> _WHAT TO WORK ON_:
Repeat the full listing, word for word.

▼▼▼

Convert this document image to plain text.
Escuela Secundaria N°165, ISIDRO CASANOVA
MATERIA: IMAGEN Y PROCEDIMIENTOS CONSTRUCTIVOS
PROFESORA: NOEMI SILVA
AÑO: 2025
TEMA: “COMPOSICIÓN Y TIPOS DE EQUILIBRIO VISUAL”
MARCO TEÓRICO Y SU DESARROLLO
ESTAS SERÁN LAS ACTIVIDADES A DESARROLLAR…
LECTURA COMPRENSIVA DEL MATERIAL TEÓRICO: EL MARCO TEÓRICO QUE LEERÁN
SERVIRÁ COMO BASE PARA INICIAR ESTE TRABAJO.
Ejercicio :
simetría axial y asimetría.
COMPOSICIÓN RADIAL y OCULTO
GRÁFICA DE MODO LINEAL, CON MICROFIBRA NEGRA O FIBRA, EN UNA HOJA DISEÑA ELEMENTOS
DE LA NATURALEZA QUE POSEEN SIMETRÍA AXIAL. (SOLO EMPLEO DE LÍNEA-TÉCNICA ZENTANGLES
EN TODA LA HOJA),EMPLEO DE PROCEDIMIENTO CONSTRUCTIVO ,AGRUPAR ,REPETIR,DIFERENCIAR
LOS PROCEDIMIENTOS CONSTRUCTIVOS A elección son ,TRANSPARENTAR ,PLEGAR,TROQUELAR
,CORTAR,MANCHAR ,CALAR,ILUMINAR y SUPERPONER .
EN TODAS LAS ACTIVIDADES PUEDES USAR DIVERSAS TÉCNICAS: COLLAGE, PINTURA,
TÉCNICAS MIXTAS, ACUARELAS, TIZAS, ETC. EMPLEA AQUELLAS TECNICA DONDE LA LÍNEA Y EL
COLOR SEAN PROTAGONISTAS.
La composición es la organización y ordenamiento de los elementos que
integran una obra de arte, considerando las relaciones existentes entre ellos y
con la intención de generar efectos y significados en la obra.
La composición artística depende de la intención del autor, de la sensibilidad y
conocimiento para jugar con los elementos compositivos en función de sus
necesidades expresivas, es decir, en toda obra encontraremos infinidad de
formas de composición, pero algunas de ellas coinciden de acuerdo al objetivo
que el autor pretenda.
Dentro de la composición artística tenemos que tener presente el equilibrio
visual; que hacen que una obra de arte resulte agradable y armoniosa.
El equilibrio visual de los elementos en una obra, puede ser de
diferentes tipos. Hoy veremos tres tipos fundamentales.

▲▲▲

> _EXERCISE RESULT_:
Convert this document image to plain text.
Escuela Secundaria N°165, ISIDRO CASANOVA
MATERIA: IMAGEN Y PROCEDIMIENTOS CONSTRUCTIVOS
PROFESORA: NOEMI SILVA
AÑO: 2025
TEMA: “COMPOSICIÓN Y TIPOS DE EQUILIBRIO VISUAL”
MARCO TEÓRICO Y SU DESARROLLO
ESTAS SERÁN LAS ACTIVIDADES A DESARROLLAR…
LECTURA COMPRENSIVA DEL MATERIAL TEÓRICO: EL MARCO TEÓRICO QUE LEERÁN
SERVIRÁ COMO BASE PARA INICIAR ESTE TRABAJO.
Ejercicio :
simetría axial y asimetría.
COMPOSICIÓN RADIAL y OCULTO
GRÁFICA DE MODO LINEAL, CON MICROFIBRA NEGRA O FIBRA, EN UNA HOJA DISEÑA ELEMENTOS
DE LA NATURALEZA QUE POSEEN SIMETRÍA AXIAL. (SOLO EMPLEO DE LÍNEA-TÉCNICA ZENTANGLES
EN TODA LA HOJA),EMPLEO DE PROCEDIMIENTO CONSTRUCTIVO ,AGRUPAR ,REPETIR,DIFERENCIAR
LOS PROCEDIMIENTOS CONSTRUCTIVOS A elección son ,TRANSPARENTAR ,PLEGAR,TROQUELAR
,CORTAR,MANCHAR ,CALAR,ILUMINAR y SUPERPONER .
EN TODAS LAS ACTIVIDADES PUEDES USAR DIVERSAS TÉCNICAS: COLLAGE, PINTURA,
TÉCNICAS MIXTAS, ACUARELAS, TIZAS, ETC. EMPLEA AQUELLAS TECNICA DONDE LA LÍNEA Y EL
COLOR SEAN PROTAGONISTAS.
La composición es la organización y ordenamiento de los elementos que
integran una obra de arte, considerando las relaciones existentes entre ellos y
con la intención de generar efectos y significados en la obra.
La composición artística depende de la intención del autor, de la sensibilidad y
conocimiento para jugar con los elementos compositivos en función de sus
necesidades expresivas, es decir, en toda obra encontraremos infinidad de
formas de composición, pero algunas de ellas coinciden de acuerdo al objetivo
que el autor pretenda.
Dentro de la composición artística tenemos que tener presente el equilibrio
visual; que hacen que una obra de arte resulte agradable y armoniosa.
El equilibrio visual de los elementos en una obra, puede ser de
diferentes tipos. Hoy veremos tres tipos fundamentales.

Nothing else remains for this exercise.